Stored entries |
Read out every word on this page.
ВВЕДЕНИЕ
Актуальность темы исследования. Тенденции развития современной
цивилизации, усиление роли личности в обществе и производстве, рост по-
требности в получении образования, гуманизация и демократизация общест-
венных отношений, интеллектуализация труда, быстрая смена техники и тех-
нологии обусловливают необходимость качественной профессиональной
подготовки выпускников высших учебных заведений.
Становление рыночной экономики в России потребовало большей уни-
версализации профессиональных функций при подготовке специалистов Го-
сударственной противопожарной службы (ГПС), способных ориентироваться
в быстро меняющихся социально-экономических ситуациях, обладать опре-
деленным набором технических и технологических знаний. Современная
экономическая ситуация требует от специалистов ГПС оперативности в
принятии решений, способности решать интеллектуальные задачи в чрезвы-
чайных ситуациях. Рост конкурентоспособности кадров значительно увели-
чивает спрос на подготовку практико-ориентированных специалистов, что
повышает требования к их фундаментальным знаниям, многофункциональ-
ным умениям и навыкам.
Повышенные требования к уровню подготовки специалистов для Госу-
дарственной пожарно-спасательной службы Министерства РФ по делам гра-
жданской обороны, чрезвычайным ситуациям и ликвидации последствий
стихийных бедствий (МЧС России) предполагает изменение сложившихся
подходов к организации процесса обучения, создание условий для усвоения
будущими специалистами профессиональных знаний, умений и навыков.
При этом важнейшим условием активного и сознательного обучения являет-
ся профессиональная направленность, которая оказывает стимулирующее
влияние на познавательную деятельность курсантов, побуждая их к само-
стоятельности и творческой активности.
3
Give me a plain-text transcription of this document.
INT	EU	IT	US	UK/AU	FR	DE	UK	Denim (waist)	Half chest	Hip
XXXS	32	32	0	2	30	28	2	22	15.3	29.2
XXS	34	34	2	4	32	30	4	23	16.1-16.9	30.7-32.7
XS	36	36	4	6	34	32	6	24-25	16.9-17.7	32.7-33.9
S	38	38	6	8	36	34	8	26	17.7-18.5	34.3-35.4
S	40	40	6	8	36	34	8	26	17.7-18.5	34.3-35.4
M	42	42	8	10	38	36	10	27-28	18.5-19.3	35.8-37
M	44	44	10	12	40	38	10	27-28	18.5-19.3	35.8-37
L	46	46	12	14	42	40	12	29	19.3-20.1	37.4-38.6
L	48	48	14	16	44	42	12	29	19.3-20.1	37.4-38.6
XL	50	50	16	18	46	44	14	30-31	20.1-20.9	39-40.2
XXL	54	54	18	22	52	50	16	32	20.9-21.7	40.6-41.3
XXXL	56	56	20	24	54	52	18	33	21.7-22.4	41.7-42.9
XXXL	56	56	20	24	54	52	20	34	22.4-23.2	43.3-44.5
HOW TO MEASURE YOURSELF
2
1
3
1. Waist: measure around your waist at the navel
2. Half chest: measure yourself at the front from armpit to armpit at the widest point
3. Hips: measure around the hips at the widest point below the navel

The request | Going through the data, tally the lines containing "waist" and report only the result.

Task output | 2